• [EXERCISE TASK] Print every line of the entries below verbatim, without changing anything.

>> START

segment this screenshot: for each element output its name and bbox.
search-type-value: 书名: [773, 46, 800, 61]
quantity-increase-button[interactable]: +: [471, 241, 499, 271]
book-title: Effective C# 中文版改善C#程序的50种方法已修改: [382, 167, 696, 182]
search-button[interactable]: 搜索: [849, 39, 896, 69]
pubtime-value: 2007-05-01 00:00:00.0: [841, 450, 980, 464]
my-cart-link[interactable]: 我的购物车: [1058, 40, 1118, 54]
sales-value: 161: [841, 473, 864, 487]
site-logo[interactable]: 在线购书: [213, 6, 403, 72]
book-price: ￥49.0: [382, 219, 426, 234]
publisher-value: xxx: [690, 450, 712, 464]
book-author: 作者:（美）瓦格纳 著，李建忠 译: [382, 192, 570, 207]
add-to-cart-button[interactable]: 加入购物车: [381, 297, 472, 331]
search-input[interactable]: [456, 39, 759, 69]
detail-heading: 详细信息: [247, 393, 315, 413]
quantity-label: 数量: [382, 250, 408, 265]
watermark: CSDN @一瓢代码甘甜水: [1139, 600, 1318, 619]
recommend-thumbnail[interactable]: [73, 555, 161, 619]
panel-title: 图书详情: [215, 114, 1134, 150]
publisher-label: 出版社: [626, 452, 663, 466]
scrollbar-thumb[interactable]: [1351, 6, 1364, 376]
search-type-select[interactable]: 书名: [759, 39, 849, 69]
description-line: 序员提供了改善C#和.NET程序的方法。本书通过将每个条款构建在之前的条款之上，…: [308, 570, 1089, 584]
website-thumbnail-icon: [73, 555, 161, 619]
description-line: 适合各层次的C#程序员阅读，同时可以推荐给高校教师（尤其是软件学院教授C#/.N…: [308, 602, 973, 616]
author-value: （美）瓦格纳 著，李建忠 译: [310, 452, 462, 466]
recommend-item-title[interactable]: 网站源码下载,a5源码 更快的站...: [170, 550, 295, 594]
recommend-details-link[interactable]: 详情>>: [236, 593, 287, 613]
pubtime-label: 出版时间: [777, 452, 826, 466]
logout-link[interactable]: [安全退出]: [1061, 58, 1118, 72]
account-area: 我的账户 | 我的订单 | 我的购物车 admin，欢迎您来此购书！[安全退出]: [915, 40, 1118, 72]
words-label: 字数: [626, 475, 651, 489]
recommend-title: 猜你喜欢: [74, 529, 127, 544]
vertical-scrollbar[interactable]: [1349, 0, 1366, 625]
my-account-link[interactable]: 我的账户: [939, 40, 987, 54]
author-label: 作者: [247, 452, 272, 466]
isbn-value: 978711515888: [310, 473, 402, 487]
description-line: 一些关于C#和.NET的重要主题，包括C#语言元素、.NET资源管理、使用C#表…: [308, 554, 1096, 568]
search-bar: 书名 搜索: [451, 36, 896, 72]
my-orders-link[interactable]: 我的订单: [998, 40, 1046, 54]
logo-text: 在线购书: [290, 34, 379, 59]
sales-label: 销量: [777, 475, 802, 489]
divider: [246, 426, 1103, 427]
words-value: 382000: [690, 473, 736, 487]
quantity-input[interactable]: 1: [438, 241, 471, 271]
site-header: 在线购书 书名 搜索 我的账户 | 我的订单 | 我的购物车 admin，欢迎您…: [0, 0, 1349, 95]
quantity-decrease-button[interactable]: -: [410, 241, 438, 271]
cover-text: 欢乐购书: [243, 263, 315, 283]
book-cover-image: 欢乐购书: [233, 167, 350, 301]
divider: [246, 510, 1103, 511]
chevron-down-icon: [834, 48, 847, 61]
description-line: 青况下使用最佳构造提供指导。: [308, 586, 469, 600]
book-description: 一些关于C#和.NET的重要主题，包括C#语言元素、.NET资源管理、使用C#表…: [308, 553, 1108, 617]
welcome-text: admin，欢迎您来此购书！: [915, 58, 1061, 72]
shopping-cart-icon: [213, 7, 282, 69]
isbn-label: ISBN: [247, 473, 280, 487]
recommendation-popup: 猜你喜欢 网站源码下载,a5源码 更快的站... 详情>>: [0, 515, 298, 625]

>> END

• [EXPECTED ANSWER]
segment this screenshot: for each element output its name and bbox.
search-type-value: 书名: [773, 46, 800, 61]
quantity-increase-button[interactable]: +: [471, 241, 499, 271]
book-title: Effective C# 中文版改善C#程序的50种方法已修改: [382, 167, 696, 182]
search-button[interactable]: 搜索: [849, 39, 896, 69]
pubtime-value: 2007-05-01 00:00:00.0: [841, 450, 980, 464]
my-cart-link[interactable]: 我的购物车: [1058, 40, 1118, 54]
sales-value: 161: [841, 473, 864, 487]
site-logo[interactable]: 在线购书: [213, 6, 403, 72]
book-price: ￥49.0: [382, 219, 426, 234]
publisher-value: xxx: [690, 450, 712, 464]
book-author: 作者:（美）瓦格纳 著，李建忠 译: [382, 192, 570, 207]
add-to-cart-button[interactable]: 加入购物车: [381, 297, 472, 331]
search-input[interactable]: [456, 39, 759, 69]
detail-heading: 详细信息: [247, 393, 315, 413]
quantity-label: 数量: [382, 250, 408, 265]
watermark: CSDN @一瓢代码甘甜水: [1139, 600, 1318, 619]
recommend-thumbnail[interactable]: [73, 555, 161, 619]
panel-title: 图书详情: [215, 114, 1134, 150]
publisher-label: 出版社: [626, 452, 663, 466]
scrollbar-thumb[interactable]: [1351, 6, 1364, 376]
search-type-select[interactable]: 书名: [759, 39, 849, 69]
description-line: 序员提供了改善C#和.NET程序的方法。本书通过将每个条款构建在之前的条款之上，…: [308, 570, 1089, 584]
website-thumbnail-icon: [73, 555, 161, 619]
description-line: 适合各层次的C#程序员阅读，同时可以推荐给高校教师（尤其是软件学院教授C#/.N…: [308, 602, 973, 616]
author-value: （美）瓦格纳 著，李建忠 译: [310, 452, 462, 466]
recommend-item-title[interactable]: 网站源码下载,a5源码 更快的站...: [170, 550, 295, 594]
recommend-details-link[interactable]: 详情>>: [236, 593, 287, 613]
pubtime-label: 出版时间: [777, 452, 826, 466]
logout-link[interactable]: [安全退出]: [1061, 58, 1118, 72]
account-area: 我的账户 | 我的订单 | 我的购物车 admin，欢迎您来此购书！[安全退出]: [915, 40, 1118, 72]
words-label: 字数: [626, 475, 651, 489]
recommend-title: 猜你喜欢: [74, 529, 127, 544]
vertical-scrollbar[interactable]: [1349, 0, 1366, 625]
my-account-link[interactable]: 我的账户: [939, 40, 987, 54]
author-label: 作者: [247, 452, 272, 466]
isbn-value: 978711515888: [310, 473, 402, 487]
description-line: 一些关于C#和.NET的重要主题，包括C#语言元素、.NET资源管理、使用C#表…: [308, 554, 1096, 568]
search-bar: 书名 搜索: [451, 36, 896, 72]
my-orders-link[interactable]: 我的订单: [998, 40, 1046, 54]
logo-text: 在线购书: [290, 34, 379, 59]
sales-label: 销量: [777, 475, 802, 489]
divider: [246, 426, 1103, 427]
words-value: 382000: [690, 473, 736, 487]
quantity-input[interactable]: 1: [438, 241, 471, 271]
site-header: 在线购书 书名 搜索 我的账户 | 我的订单 | 我的购物车 admin，欢迎您…: [0, 0, 1349, 95]
quantity-decrease-button[interactable]: -: [410, 241, 438, 271]
cover-text: 欢乐购书: [243, 263, 315, 283]
book-cover-image: 欢乐购书: [233, 167, 350, 301]
divider: [246, 510, 1103, 511]
chevron-down-icon: [834, 48, 847, 61]
description-line: 青况下使用最佳构造提供指导。: [308, 586, 469, 600]
book-description: 一些关于C#和.NET的重要主题，包括C#语言元素、.NET资源管理、使用C#表…: [308, 553, 1108, 617]
welcome-text: admin，欢迎您来此购书！: [915, 58, 1061, 72]
shopping-cart-icon: [213, 7, 282, 69]
isbn-label: ISBN: [247, 473, 280, 487]
recommendation-popup: 猜你喜欢 网站源码下载,a5源码 更快的站... 详情>>: [0, 515, 298, 625]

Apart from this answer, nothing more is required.